● Source text
◇ ◇ ◇ ◇ ◇ ◇ ◇

본문으로 건너뛰기

Train Actions

Train actions provide a base class for building model training workflows. Extend BaseTrainAction to create custom training plugins with automatic dataset handling, checkpoint management, and model uploads.

Overview

BaseTrainAction simplifies training workflows by automatically handling:

  • Dataset export from Synapse
  • Dataset conversion to your target format (YOLO, COCO, etc.)
  • Checkpoint resolution
  • Step orchestration and progress tracking

You only need to set target_format and implement execute().

At a Glance

FeatureDescription
Auto dataset exportAutomatically downloads dataset if dataset in params
Auto conversionConverts to target_format (yolo, coco, etc.)
Checkpoint supportResolved and passed to execute()
Progress trackingBuilt-in step-based progress
CustomizableOverride setup_steps() for full control

Quick Start

The simplest way to create a training action:

from pathlib import Path
from synapse_sdk.plugins.actions.train import BaseTrainAction, BaseTrainParams

class TrainParams(BaseTrainParams):
dataset: int # Dataset is always from Synapse
epochs: int = 100

class TrainAction(BaseTrainAction[TrainParams]):
target_format = 'yolo' # Auto-converts dataset to YOLO format

def execute(self, data_path: Path, checkpoint: dict | None) -> dict:
# data_path: resolved path to dataset.yaml
# checkpoint: resolved checkpoint dict with 'path' and 'category'

model = YOLO(checkpoint['path'] / 'best.pt')

◇ ◇ ◇ ◇ ◇ ◇ ◇

● Data entries
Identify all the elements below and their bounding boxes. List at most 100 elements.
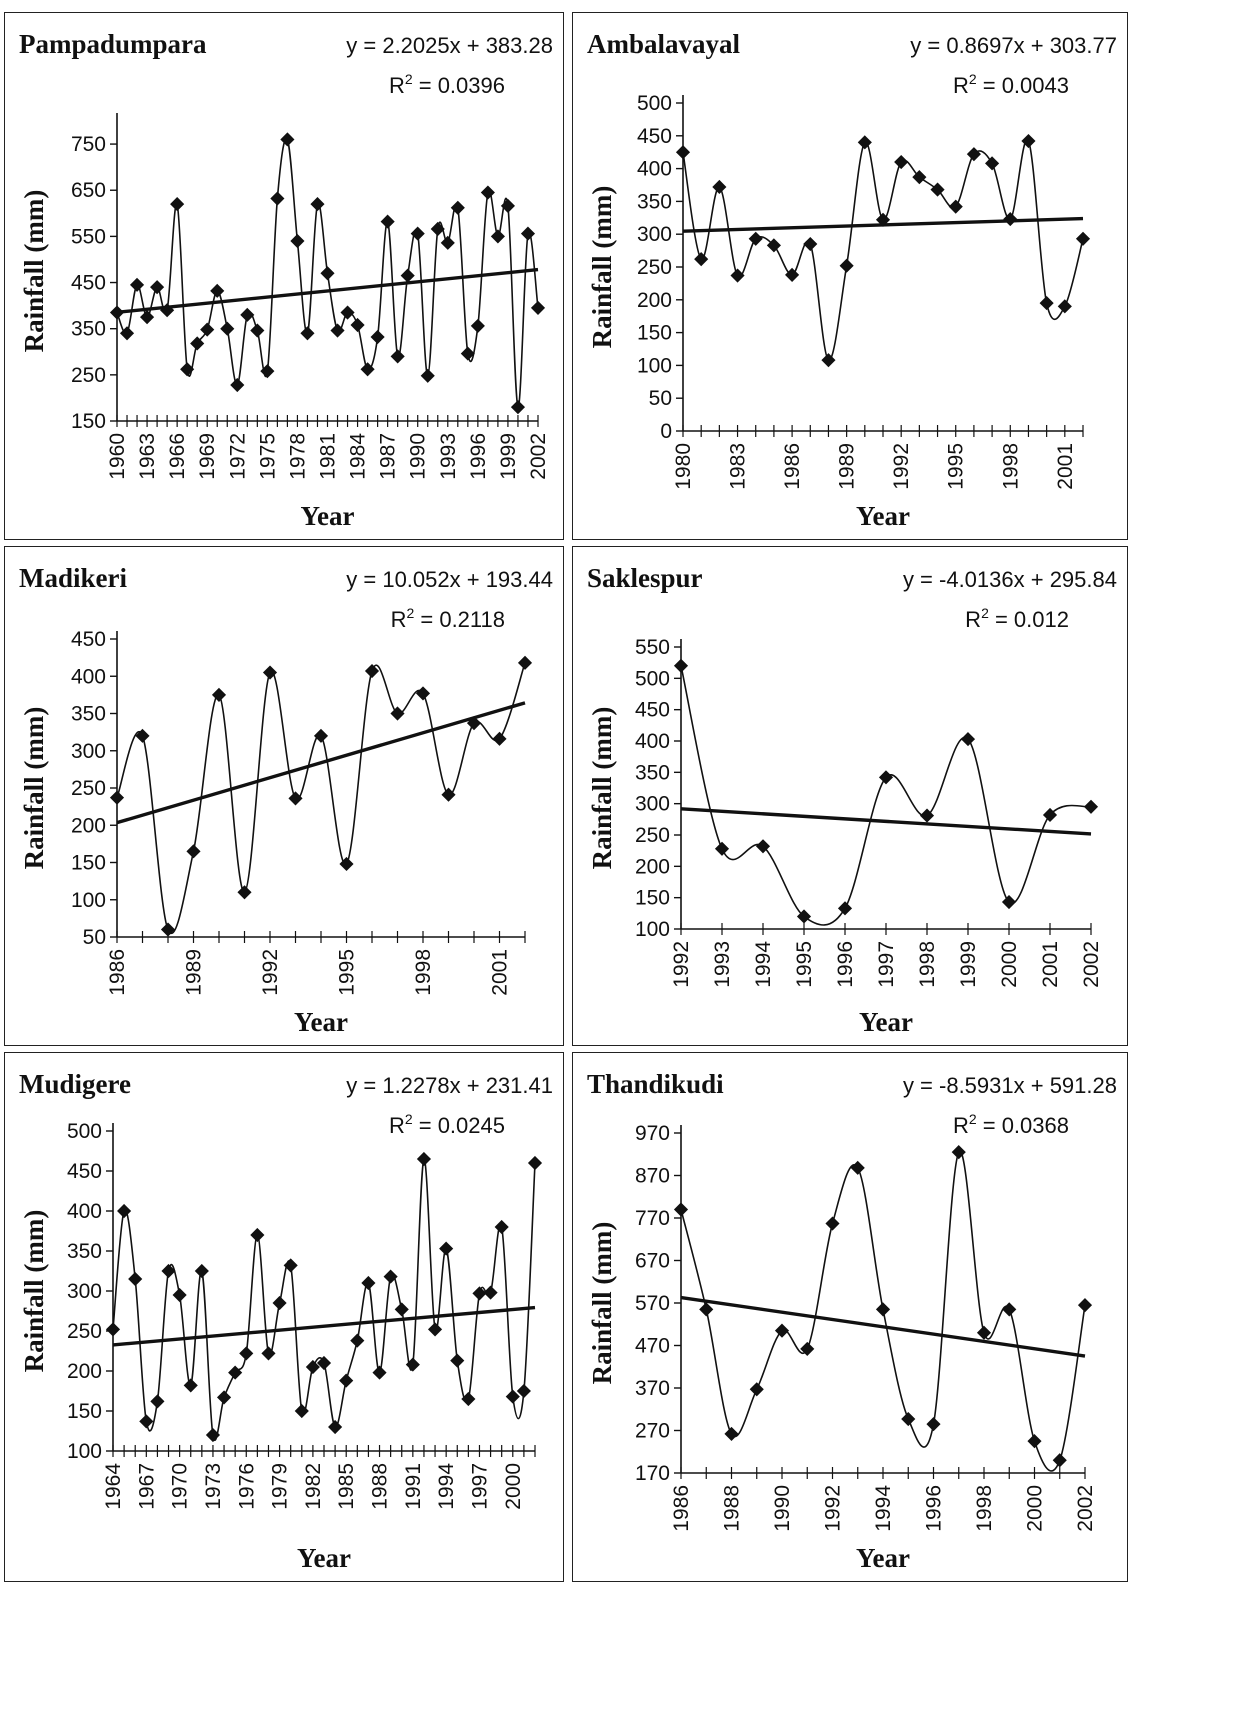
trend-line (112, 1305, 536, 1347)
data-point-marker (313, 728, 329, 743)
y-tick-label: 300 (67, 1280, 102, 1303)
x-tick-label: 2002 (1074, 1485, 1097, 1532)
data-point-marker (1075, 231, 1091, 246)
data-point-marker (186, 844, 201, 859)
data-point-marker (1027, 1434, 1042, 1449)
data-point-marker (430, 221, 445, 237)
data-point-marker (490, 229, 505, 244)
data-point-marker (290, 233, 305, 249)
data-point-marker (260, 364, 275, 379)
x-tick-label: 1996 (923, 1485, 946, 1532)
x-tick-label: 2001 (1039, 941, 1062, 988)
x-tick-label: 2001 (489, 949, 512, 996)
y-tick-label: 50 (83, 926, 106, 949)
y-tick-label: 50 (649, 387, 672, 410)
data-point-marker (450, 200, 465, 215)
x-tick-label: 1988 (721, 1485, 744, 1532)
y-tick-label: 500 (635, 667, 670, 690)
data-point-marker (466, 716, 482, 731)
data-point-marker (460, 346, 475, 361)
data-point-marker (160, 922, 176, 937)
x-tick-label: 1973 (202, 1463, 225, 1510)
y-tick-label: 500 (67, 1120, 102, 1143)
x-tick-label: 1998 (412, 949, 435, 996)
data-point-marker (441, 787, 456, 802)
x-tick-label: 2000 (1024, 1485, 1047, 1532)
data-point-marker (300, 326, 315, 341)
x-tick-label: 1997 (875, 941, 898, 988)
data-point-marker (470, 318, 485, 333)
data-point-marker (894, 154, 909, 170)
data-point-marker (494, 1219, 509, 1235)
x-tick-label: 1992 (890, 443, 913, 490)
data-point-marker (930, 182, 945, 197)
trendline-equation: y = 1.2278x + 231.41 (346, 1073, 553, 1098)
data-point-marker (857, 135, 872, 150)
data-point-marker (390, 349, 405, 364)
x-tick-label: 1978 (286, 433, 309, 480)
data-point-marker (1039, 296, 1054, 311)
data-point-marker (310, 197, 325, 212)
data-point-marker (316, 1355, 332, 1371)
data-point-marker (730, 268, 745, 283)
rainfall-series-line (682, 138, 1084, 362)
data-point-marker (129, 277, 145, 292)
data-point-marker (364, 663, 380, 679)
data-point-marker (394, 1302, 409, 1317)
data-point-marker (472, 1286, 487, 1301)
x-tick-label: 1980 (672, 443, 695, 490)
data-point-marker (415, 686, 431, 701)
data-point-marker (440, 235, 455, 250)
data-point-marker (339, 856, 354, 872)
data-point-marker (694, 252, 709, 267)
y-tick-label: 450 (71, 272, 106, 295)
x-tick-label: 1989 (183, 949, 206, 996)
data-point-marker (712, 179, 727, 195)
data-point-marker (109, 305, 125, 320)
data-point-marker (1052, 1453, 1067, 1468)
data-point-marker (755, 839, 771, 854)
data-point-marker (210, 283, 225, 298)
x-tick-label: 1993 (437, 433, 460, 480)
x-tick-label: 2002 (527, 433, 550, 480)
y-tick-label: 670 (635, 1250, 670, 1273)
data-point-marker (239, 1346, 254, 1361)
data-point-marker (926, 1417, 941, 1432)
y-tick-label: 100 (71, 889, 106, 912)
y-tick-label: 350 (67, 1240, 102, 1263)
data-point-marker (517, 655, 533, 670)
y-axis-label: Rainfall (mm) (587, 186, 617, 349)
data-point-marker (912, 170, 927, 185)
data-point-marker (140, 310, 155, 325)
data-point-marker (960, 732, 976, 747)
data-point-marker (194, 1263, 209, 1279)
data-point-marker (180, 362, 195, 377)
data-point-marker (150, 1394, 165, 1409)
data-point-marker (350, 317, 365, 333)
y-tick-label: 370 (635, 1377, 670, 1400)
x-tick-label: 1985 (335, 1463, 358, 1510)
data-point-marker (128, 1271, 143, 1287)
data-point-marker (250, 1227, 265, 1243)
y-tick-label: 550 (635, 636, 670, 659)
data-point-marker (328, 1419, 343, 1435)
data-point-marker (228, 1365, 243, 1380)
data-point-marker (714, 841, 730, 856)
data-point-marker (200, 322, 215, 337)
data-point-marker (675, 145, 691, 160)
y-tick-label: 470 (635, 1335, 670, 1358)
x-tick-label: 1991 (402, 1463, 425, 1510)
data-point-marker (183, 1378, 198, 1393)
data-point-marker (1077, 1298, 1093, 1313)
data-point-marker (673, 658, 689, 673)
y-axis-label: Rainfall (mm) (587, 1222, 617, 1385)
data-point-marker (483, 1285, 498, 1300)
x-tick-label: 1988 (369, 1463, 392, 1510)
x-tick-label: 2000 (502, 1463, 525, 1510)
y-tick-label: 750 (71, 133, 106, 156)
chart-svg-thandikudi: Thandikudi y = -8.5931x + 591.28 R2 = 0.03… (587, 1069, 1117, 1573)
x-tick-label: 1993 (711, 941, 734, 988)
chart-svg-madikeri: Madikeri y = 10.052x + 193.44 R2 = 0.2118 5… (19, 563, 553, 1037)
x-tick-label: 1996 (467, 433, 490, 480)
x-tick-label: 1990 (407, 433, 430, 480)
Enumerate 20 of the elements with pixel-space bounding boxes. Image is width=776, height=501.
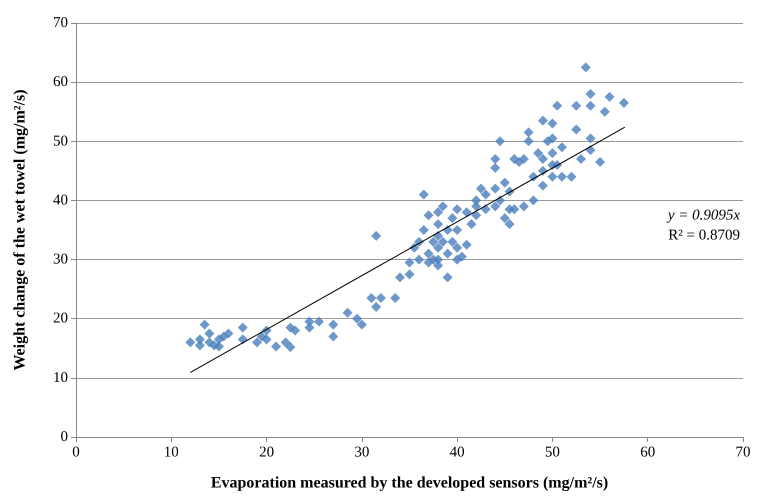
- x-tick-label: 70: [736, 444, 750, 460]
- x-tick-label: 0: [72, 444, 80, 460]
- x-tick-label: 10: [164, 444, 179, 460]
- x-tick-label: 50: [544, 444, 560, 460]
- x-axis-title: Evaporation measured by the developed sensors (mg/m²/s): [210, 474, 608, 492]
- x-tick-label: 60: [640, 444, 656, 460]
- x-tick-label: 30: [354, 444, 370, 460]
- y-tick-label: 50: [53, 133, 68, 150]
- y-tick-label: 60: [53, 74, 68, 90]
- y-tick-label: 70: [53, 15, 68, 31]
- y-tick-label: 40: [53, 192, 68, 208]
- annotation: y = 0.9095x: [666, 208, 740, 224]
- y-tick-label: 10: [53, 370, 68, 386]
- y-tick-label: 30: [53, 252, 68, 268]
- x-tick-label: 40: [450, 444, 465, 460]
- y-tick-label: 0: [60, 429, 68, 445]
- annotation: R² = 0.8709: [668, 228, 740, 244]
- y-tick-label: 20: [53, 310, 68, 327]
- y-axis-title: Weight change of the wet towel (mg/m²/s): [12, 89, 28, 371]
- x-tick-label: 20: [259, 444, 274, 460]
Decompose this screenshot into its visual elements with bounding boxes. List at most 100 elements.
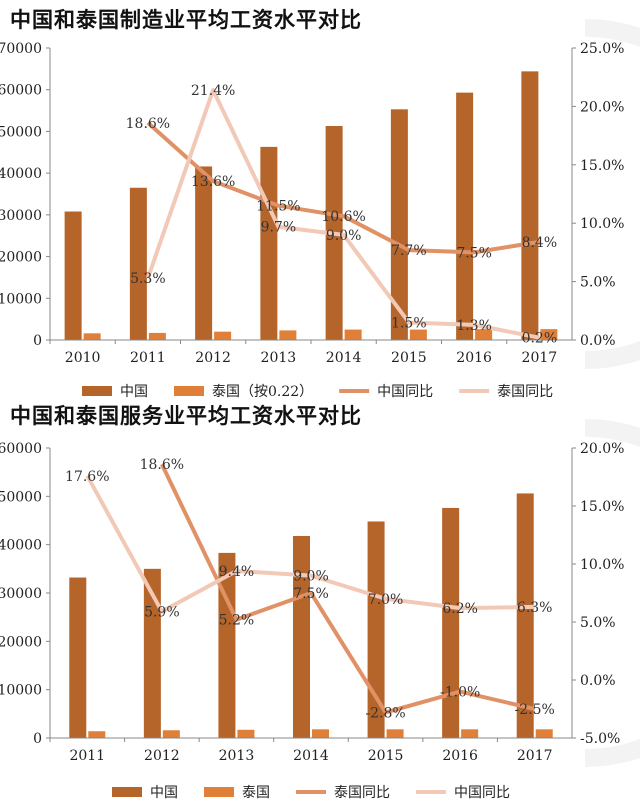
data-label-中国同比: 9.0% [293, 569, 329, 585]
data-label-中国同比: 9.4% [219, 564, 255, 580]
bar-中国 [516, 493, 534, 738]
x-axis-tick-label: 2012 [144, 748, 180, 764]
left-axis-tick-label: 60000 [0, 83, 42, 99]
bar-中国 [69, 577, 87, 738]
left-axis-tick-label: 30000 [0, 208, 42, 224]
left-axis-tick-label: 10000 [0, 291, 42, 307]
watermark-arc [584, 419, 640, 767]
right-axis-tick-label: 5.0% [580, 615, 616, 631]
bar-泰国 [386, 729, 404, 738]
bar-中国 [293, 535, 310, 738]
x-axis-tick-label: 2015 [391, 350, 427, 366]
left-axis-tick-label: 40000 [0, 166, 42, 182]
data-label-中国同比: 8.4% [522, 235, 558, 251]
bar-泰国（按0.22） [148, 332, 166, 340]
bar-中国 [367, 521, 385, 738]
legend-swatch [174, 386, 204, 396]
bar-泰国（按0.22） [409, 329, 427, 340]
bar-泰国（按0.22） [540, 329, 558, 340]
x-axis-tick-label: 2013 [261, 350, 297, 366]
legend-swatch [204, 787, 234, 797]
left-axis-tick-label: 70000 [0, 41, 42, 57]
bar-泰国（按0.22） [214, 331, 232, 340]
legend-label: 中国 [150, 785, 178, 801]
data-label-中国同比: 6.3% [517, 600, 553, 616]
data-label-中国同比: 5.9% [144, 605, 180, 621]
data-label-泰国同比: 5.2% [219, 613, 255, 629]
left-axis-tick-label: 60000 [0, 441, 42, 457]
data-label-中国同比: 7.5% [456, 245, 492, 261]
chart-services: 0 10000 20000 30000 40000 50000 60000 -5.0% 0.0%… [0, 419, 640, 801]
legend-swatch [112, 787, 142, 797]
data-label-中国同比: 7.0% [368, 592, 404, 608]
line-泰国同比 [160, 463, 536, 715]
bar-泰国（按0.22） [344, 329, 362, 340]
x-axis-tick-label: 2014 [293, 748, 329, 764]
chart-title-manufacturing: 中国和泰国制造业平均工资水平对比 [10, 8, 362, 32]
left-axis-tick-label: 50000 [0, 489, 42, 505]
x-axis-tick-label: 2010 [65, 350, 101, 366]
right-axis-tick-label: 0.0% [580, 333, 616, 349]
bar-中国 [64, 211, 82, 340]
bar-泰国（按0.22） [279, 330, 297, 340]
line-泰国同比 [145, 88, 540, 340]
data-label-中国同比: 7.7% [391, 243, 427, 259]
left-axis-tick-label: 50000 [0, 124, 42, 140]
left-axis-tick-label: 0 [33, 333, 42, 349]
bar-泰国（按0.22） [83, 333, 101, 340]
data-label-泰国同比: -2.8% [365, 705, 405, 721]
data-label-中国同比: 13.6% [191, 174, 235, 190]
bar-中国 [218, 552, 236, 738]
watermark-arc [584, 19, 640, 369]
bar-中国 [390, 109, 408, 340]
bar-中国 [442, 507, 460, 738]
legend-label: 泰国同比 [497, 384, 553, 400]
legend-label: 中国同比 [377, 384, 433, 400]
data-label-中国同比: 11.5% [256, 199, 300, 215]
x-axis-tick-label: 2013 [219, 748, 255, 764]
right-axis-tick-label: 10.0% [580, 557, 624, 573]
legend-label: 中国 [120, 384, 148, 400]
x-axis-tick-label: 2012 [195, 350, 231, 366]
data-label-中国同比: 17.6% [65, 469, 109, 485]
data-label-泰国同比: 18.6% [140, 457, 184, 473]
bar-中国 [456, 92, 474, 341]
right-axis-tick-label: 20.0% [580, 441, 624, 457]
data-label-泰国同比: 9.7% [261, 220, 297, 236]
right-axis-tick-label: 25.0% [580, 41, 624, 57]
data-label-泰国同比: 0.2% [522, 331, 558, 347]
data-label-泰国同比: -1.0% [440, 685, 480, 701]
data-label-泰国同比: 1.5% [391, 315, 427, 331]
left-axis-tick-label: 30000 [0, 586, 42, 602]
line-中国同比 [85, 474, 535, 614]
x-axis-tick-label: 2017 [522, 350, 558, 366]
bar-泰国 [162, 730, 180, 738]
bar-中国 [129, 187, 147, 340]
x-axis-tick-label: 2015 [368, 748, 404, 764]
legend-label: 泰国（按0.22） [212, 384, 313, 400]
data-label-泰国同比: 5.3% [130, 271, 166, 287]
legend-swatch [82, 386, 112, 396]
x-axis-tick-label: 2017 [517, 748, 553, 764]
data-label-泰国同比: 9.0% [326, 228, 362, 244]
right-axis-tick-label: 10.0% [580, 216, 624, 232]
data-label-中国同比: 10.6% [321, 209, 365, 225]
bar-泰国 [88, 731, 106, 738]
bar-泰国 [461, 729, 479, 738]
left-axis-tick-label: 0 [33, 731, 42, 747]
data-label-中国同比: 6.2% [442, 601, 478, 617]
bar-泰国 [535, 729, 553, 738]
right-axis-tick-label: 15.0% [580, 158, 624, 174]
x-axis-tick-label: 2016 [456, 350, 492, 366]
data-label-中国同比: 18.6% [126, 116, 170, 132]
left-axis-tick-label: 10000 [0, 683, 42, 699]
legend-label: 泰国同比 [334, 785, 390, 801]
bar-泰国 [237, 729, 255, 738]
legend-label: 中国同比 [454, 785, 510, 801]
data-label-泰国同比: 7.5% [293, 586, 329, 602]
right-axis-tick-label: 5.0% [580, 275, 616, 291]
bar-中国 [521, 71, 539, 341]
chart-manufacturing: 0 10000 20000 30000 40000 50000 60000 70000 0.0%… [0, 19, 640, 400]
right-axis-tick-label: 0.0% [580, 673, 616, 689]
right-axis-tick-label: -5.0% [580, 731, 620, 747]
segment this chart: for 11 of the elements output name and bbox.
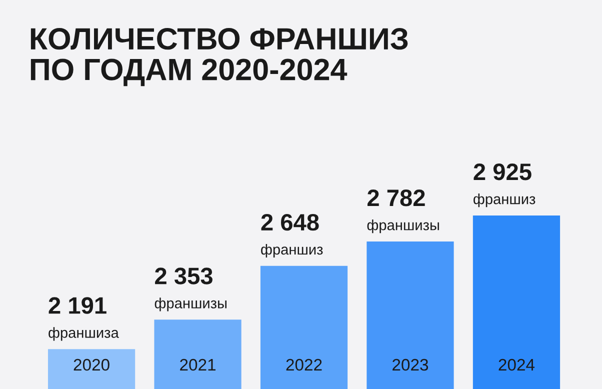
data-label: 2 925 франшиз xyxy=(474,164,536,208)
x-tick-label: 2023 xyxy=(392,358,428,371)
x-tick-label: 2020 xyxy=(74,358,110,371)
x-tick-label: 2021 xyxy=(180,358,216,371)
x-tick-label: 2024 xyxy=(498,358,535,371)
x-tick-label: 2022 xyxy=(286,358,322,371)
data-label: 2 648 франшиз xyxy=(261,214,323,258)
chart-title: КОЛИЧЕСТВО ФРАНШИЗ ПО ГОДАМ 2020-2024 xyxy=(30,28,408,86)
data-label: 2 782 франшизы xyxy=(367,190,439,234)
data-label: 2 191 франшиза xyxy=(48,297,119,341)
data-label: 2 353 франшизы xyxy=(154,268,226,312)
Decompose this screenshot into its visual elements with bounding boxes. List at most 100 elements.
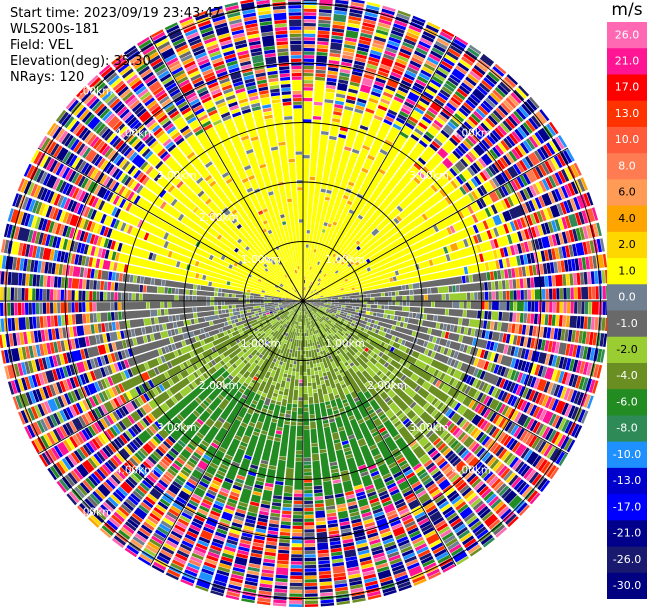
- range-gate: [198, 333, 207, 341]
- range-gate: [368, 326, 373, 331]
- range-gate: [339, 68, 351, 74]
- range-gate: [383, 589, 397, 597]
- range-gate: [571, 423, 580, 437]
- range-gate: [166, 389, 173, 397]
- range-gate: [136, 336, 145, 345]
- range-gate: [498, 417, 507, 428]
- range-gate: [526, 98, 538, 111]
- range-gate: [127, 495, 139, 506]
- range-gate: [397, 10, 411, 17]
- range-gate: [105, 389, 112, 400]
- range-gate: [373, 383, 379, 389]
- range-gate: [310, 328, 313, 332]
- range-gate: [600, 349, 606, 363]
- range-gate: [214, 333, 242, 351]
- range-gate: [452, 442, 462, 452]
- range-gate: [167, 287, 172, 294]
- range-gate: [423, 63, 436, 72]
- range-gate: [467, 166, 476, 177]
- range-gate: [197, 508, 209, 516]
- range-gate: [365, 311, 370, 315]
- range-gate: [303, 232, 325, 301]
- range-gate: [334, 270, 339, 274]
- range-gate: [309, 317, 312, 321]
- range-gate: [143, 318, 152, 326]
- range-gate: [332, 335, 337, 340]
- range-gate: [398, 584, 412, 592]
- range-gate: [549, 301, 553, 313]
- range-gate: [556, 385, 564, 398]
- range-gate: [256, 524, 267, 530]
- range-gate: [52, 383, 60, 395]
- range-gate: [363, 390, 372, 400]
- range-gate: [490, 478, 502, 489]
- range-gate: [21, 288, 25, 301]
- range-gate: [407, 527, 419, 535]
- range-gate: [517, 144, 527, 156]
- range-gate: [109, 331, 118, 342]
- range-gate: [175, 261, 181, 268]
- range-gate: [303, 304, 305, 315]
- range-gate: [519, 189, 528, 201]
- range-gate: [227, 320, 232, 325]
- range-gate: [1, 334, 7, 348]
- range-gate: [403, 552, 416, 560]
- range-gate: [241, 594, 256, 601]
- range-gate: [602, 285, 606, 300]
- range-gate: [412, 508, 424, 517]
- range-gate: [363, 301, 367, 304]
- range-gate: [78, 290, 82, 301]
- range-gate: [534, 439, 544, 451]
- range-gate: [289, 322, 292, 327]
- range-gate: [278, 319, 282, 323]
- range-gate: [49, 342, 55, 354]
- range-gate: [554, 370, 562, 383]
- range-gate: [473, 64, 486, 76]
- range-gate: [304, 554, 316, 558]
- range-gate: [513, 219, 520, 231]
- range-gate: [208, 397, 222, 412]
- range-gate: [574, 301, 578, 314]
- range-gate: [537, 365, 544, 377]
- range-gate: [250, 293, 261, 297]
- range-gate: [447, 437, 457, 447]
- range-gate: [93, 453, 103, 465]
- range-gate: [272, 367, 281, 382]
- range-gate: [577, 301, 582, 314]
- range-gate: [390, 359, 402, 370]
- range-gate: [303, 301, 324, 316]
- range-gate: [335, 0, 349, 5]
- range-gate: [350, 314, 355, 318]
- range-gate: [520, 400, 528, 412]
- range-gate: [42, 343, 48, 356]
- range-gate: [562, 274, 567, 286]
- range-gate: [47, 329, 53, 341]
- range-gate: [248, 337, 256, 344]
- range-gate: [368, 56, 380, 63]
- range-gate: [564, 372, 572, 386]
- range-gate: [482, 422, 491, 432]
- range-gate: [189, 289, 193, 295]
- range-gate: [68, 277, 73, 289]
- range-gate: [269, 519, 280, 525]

◇ ◇ ◇ ◇ ◇ ◇ ◇

● Things to do
a) From the Train Actions page, copy the stretch from "You only need" through "passed to execute()" word for word.
b) Shorten the paragraph in the Train Actions page that opens with "Train actions provide a base class" into a single sentence that keeps its main facts.

● Outputs by task
a)
You only need to set target_format and implement execute().

At a Glance

FeatureDescription
Auto dataset exportAutomatically downloads dataset if dataset in params
Auto conversionConverts to target_format (yolo, coco, etc.)
Checkpoint supportResolved and passed to execute()

b) Train actions offer a base class, BaseTrainAction, that you extend to build custom training plugins that handle datasets, checkpoints, and model uploads automatically.